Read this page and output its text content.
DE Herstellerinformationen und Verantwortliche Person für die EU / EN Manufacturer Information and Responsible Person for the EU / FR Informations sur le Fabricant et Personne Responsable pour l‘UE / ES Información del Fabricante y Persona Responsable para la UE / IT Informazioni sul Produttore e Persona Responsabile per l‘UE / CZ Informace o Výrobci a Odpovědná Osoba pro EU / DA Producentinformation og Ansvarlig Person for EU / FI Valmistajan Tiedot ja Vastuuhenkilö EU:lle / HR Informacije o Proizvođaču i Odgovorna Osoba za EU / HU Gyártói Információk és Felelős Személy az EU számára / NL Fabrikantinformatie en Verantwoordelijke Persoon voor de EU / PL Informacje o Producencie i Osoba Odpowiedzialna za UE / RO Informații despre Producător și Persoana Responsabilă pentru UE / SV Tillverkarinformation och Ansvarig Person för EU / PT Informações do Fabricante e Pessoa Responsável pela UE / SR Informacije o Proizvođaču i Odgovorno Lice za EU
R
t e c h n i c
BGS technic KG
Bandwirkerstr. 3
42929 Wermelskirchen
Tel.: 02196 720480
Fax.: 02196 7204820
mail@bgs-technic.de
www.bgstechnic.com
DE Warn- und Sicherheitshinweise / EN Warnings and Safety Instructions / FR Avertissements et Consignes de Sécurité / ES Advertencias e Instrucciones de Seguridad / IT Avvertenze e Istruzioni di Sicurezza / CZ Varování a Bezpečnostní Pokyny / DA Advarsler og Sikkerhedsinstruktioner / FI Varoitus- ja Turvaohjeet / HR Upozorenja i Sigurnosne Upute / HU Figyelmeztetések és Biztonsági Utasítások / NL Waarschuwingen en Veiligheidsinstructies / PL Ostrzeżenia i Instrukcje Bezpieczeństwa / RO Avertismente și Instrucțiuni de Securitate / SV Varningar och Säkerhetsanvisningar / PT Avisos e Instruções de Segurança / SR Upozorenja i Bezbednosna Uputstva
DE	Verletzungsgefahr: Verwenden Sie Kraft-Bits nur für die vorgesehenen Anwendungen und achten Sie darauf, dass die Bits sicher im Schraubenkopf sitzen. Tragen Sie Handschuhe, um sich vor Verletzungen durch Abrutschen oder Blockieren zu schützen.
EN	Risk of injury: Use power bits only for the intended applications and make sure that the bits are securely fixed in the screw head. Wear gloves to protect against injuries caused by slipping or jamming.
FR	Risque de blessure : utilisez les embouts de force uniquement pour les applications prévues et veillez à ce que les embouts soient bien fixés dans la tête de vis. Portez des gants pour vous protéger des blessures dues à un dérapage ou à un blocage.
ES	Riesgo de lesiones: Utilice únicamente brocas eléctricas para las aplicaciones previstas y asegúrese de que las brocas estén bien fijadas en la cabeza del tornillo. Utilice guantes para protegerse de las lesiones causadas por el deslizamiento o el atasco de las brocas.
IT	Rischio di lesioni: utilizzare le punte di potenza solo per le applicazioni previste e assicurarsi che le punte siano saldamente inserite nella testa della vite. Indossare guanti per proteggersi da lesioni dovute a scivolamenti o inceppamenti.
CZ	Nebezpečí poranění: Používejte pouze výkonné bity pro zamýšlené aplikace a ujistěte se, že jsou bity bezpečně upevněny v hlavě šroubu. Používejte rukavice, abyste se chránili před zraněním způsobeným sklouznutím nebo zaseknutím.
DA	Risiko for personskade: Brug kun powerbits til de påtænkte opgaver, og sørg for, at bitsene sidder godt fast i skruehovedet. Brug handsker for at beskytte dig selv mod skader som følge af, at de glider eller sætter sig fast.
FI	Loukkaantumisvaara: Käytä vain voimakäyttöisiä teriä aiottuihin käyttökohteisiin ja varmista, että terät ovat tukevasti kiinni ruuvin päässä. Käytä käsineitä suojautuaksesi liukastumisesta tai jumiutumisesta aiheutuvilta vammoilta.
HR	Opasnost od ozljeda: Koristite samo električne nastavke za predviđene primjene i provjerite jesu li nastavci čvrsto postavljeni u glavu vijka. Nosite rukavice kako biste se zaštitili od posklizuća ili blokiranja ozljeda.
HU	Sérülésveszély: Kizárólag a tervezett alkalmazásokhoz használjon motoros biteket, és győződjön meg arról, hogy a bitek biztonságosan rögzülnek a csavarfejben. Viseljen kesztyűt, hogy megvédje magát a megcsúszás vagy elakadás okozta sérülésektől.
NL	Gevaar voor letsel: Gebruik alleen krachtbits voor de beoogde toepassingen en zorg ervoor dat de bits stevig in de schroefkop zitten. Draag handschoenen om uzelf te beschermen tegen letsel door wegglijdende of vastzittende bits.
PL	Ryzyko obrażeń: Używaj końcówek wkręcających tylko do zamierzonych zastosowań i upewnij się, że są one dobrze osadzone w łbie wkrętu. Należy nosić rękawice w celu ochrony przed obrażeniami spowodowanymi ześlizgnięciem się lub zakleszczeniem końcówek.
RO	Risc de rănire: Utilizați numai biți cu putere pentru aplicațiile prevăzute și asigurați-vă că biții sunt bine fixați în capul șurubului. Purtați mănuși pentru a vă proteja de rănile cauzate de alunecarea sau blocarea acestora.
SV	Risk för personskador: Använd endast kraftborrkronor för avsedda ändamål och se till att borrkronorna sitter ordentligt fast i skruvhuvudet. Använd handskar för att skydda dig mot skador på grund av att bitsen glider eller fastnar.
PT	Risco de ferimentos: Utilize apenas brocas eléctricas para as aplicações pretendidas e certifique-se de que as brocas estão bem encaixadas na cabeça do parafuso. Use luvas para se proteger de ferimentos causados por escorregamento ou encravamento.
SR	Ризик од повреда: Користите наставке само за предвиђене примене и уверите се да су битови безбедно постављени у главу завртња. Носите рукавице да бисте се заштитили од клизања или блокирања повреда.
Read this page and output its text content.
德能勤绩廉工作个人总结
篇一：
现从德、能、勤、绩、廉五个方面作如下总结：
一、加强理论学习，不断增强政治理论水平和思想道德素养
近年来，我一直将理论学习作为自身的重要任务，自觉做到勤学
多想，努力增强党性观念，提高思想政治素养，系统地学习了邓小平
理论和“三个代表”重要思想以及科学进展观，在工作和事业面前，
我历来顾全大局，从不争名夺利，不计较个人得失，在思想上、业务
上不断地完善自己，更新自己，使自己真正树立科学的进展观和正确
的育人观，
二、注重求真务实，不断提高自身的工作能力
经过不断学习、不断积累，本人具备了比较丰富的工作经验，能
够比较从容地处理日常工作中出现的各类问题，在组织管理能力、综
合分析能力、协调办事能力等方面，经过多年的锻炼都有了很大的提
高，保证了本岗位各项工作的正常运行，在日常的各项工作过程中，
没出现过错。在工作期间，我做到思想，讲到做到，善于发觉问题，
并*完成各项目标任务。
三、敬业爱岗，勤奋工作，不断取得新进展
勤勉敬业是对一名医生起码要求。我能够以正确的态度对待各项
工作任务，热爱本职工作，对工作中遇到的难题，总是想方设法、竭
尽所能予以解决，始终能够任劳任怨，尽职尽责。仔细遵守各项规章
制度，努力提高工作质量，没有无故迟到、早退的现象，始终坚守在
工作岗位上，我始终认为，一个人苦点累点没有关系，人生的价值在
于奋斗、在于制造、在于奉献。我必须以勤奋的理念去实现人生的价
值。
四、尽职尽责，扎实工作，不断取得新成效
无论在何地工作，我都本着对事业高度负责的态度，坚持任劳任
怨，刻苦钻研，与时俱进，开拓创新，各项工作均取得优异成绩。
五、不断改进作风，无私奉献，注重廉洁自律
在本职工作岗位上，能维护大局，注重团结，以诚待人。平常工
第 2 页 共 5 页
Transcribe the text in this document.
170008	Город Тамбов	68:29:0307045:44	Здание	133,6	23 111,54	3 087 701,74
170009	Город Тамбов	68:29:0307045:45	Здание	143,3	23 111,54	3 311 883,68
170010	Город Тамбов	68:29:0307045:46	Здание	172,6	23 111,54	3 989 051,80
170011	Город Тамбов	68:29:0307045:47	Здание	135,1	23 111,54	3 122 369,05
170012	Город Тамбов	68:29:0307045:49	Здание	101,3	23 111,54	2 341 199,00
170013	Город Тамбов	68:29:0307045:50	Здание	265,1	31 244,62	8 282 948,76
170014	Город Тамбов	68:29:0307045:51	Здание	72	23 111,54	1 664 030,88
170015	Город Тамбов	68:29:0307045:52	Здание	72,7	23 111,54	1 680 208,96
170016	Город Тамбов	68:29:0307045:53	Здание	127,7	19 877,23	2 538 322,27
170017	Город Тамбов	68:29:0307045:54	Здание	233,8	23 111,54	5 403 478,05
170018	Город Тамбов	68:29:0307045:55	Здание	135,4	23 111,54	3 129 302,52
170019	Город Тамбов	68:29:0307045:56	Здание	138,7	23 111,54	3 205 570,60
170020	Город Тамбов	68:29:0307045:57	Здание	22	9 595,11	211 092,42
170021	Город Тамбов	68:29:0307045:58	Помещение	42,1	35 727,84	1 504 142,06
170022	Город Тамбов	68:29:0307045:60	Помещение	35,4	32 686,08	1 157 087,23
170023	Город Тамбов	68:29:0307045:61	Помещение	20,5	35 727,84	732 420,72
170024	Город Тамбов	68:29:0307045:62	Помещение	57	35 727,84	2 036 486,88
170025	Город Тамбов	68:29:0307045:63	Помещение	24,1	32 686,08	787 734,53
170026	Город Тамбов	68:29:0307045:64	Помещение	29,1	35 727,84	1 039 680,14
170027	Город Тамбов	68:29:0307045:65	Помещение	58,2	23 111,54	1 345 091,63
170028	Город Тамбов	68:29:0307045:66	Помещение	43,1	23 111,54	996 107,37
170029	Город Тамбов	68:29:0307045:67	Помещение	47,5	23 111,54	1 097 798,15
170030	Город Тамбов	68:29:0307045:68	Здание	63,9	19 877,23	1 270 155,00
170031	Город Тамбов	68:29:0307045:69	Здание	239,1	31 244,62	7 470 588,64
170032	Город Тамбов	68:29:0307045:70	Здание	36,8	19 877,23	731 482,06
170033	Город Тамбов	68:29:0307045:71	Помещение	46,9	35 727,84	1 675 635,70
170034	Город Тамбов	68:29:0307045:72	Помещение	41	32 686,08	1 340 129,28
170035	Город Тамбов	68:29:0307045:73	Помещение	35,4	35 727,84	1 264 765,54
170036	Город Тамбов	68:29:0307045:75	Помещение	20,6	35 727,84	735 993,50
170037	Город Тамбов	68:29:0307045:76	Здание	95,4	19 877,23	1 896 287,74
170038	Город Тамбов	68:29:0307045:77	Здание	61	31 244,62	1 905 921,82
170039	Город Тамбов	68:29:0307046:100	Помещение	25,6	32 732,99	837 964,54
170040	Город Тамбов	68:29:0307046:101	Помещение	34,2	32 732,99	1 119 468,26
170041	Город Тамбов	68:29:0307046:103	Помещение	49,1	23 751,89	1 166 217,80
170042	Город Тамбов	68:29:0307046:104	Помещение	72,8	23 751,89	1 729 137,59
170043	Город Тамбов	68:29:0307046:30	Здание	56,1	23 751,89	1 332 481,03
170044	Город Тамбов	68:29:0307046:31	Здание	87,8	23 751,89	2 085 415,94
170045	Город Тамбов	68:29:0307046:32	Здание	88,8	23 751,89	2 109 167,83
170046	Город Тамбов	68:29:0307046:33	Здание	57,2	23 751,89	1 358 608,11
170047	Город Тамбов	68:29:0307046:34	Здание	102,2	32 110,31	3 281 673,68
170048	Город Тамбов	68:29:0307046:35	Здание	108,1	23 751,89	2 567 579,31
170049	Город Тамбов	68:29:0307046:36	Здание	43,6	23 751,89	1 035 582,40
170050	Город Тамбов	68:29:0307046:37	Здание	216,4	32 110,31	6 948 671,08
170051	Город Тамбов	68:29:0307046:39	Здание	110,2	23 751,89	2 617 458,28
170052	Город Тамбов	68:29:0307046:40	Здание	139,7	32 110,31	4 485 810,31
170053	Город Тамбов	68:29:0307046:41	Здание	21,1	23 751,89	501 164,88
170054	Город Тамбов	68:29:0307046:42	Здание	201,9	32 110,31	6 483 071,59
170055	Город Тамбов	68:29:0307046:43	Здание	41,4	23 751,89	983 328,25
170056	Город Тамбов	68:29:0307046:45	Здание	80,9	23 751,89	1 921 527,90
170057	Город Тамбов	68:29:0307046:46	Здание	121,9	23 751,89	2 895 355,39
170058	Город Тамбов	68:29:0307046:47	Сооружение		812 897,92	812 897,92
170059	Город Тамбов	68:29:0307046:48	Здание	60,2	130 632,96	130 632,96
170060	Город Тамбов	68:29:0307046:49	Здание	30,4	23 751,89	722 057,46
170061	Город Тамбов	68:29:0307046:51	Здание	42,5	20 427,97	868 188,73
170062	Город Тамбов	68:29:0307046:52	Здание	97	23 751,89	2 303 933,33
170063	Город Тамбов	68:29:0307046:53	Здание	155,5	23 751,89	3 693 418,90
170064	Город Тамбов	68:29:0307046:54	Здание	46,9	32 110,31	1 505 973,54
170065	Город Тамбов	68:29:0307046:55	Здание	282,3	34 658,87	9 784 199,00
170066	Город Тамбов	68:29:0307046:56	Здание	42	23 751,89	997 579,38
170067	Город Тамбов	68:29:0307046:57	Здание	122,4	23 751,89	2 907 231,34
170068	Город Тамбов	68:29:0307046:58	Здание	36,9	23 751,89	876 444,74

● ● ●

→ PROBLEM DESCRIPTION
Return every line from the records above that holds the word "eléctricas".

→ ANSWER FOR THE TASK
ES	Riesgo de lesiones: Utilice únicamente brocas eléctricas para las aplicaciones previstas y asegúrese de que las brocas estén bien fijadas en la cabeza del tornillo. Utilice guantes para protegerse de las lesiones causadas por el deslizamiento o el atasco de las brocas.
PT	Risco de ferimentos: Utilize apenas brocas eléctricas para as aplicações pretendidas e certifique-se de que as brocas estão bem encaixadas na cabeça do parafuso. Use luvas para se proteger de ferimentos causados por escorregamento ou encravamento.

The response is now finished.